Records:
----
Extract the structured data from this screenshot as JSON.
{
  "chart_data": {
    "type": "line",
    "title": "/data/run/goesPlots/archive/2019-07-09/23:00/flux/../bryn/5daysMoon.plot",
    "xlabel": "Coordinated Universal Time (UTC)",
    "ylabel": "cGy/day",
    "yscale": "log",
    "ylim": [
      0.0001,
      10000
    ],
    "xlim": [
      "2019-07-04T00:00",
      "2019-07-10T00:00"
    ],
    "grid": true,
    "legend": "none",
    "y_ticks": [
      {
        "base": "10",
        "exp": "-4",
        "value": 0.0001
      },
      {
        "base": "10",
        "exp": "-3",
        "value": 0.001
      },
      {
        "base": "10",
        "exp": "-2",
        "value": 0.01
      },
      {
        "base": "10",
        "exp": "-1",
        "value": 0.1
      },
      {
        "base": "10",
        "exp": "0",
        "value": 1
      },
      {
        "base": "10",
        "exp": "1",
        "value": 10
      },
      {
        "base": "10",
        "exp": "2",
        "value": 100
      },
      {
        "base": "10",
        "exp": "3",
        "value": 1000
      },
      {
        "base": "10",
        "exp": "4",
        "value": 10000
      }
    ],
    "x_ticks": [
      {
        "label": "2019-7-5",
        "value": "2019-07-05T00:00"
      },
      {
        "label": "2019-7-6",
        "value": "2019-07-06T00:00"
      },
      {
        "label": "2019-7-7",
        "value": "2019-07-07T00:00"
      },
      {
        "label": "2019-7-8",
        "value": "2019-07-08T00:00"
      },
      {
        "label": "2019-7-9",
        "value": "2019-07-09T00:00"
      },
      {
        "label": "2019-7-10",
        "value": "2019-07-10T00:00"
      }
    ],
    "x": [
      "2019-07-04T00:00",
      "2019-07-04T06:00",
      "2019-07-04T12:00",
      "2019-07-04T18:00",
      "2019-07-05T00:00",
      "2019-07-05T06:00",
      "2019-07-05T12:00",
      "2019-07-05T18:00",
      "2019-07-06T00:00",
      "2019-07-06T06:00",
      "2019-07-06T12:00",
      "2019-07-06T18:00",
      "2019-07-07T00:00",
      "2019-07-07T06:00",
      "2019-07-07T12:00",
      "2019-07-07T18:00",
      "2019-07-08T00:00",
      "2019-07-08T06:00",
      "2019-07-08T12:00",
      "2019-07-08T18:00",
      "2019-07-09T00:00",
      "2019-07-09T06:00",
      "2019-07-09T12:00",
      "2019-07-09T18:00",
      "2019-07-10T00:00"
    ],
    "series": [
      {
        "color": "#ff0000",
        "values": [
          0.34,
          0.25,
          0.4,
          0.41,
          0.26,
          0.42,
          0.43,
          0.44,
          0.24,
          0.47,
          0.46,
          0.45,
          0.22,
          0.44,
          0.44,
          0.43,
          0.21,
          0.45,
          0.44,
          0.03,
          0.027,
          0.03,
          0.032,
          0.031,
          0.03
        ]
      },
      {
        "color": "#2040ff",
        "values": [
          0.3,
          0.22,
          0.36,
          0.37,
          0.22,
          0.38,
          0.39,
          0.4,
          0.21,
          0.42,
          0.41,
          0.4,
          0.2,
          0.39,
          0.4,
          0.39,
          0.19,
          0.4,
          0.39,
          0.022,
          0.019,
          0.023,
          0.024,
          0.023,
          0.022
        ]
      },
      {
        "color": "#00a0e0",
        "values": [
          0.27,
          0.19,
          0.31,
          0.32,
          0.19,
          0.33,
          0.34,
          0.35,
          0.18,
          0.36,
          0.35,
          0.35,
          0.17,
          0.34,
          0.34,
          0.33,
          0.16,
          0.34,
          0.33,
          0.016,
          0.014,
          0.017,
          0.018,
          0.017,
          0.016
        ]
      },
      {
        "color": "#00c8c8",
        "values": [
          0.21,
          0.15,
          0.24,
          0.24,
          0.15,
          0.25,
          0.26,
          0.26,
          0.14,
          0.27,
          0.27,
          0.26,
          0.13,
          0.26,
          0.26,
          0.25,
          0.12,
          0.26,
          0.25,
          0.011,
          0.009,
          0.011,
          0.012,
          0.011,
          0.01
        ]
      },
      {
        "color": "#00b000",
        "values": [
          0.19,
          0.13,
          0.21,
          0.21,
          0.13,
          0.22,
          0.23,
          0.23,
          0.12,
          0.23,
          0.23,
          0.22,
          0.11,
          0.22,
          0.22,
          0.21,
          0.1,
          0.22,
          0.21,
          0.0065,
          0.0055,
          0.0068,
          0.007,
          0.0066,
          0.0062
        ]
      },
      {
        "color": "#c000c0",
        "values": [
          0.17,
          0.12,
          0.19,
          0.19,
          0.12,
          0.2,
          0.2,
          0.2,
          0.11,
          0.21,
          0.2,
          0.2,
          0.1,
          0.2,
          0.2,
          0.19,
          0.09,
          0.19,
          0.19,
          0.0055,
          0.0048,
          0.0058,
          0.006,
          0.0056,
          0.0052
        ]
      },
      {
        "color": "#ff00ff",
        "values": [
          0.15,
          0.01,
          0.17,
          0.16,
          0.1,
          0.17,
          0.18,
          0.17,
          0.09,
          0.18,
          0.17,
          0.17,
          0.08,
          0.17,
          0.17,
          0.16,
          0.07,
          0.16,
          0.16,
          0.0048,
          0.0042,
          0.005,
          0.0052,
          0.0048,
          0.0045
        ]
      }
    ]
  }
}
----
■ What you are asked to do ■
From the first line to the last, please quote the material above exactly.

■ Exercise answer ■
Extract the structured data from this screenshot as JSON.
{
  "chart_data": {
    "type": "line",
    "title": "/data/run/goesPlots/archive/2019-07-09/23:00/flux/../bryn/5daysMoon.plot",
    "xlabel": "Coordinated Universal Time (UTC)",
    "ylabel": "cGy/day",
    "yscale": "log",
    "ylim": [
      0.0001,
      10000
    ],
    "xlim": [
      "2019-07-04T00:00",
      "2019-07-10T00:00"
    ],
    "grid": true,
    "legend": "none",
    "y_ticks": [
      {
        "base": "10",
        "exp": "-4",
        "value": 0.0001
      },
      {
        "base": "10",
        "exp": "-3",
        "value": 0.001
      },
      {
        "base": "10",
        "exp": "-2",
        "value": 0.01
      },
      {
        "base": "10",
        "exp": "-1",
        "value": 0.1
      },
      {
        "base": "10",
        "exp": "0",
        "value": 1
      },
      {
        "base": "10",
        "exp": "1",
        "value": 10
      },
      {
        "base": "10",
        "exp": "2",
        "value": 100
      },
      {
        "base": "10",
        "exp": "3",
        "value": 1000
      },
      {
        "base": "10",
        "exp": "4",
        "value": 10000
      }
    ],
    "x_ticks": [
      {
        "label": "2019-7-5",
        "value": "2019-07-05T00:00"
      },
      {
        "label": "2019-7-6",
        "value": "2019-07-06T00:00"
      },
      {
        "label": "2019-7-7",
        "value": "2019-07-07T00:00"
      },
      {
        "label": "2019-7-8",
        "value": "2019-07-08T00:00"
      },
      {
        "label": "2019-7-9",
        "value": "2019-07-09T00:00"
      },
      {
        "label": "2019-7-10",
        "value": "2019-07-10T00:00"
      }
    ],
    "x": [
      "2019-07-04T00:00",
      "2019-07-04T06:00",
      "2019-07-04T12:00",
      "2019-07-04T18:00",
      "2019-07-05T00:00",
      "2019-07-05T06:00",
      "2019-07-05T12:00",
      "2019-07-05T18:00",
      "2019-07-06T00:00",
      "2019-07-06T06:00",
      "2019-07-06T12:00",
      "2019-07-06T18:00",
      "2019-07-07T00:00",
      "2019-07-07T06:00",
      "2019-07-07T12:00",
      "2019-07-07T18:00",
      "2019-07-08T00:00",
      "2019-07-08T06:00",
      "2019-07-08T12:00",
      "2019-07-08T18:00",
      "2019-07-09T00:00",
      "2019-07-09T06:00",
      "2019-07-09T12:00",
      "2019-07-09T18:00",
      "2019-07-10T00:00"
    ],
    "series": [
      {
        "color": "#ff0000",
        "values": [
          0.34,
          0.25,
          0.4,
          0.41,
          0.26,
          0.42,
          0.43,
          0.44,
          0.24,
          0.47,
          0.46,
          0.45,
          0.22,
          0.44,
          0.44,
          0.43,
          0.21,
          0.45,
          0.44,
          0.03,
          0.027,
          0.03,
          0.032,
          0.031,
          0.03
        ]
      },
      {
        "color": "#2040ff",
        "values": [
          0.3,
          0.22,
          0.36,
          0.37,
          0.22,
          0.38,
          0.39,
          0.4,
          0.21,
          0.42,
          0.41,
          0.4,
          0.2,
          0.39,
          0.4,
          0.39,
          0.19,
          0.4,
          0.39,
          0.022,
          0.019,
          0.023,
          0.024,
          0.023,
          0.022
        ]
      },
      {
        "color": "#00a0e0",
        "values": [
          0.27,
          0.19,
          0.31,
          0.32,
          0.19,
          0.33,
          0.34,
          0.35,
          0.18,
          0.36,
          0.35,
          0.35,
          0.17,
          0.34,
          0.34,
          0.33,
          0.16,
          0.34,
          0.33,
          0.016,
          0.014,
          0.017,
          0.018,
          0.017,
          0.016
        ]
      },
      {
        "color": "#00c8c8",
        "values": [
          0.21,
          0.15,
          0.24,
          0.24,
          0.15,
          0.25,
          0.26,
          0.26,
          0.14,
          0.27,
          0.27,
          0.26,
          0.13,
          0.26,
          0.26,
          0.25,
          0.12,
          0.26,
          0.25,
          0.011,
          0.009,
          0.011,
          0.012,
          0.011,
          0.01
        ]
      },
      {
        "color": "#00b000",
        "values": [
          0.19,
          0.13,
          0.21,
          0.21,
          0.13,
          0.22,
          0.23,
          0.23,
          0.12,
          0.23,
          0.23,
          0.22,
          0.11,
          0.22,
          0.22,
          0.21,
          0.1,
          0.22,
          0.21,
          0.0065,
          0.0055,
          0.0068,
          0.007,
          0.0066,
          0.0062
        ]
      },
      {
        "color": "#c000c0",
        "values": [
          0.17,
          0.12,
          0.19,
          0.19,
          0.12,
          0.2,
          0.2,
          0.2,
          0.11,
          0.21,
          0.2,
          0.2,
          0.1,
          0.2,
          0.2,
          0.19,
          0.09,
          0.19,
          0.19,
          0.0055,
          0.0048,
          0.0058,
          0.006,
          0.0056,
          0.0052
        ]
      },
      {
        "color": "#ff00ff",
        "values": [
          0.15,
          0.01,
          0.17,
          0.16,
          0.1,
          0.17,
          0.18,
          0.17,
          0.09,
          0.18,
          0.17,
          0.17,
          0.08,
          0.17,
          0.17,
          0.16,
          0.07,
          0.16,
          0.16,
          0.0048,
          0.0042,
          0.005,
          0.0052,
          0.0048,
          0.0045
        ]
      }
    ]
  }
}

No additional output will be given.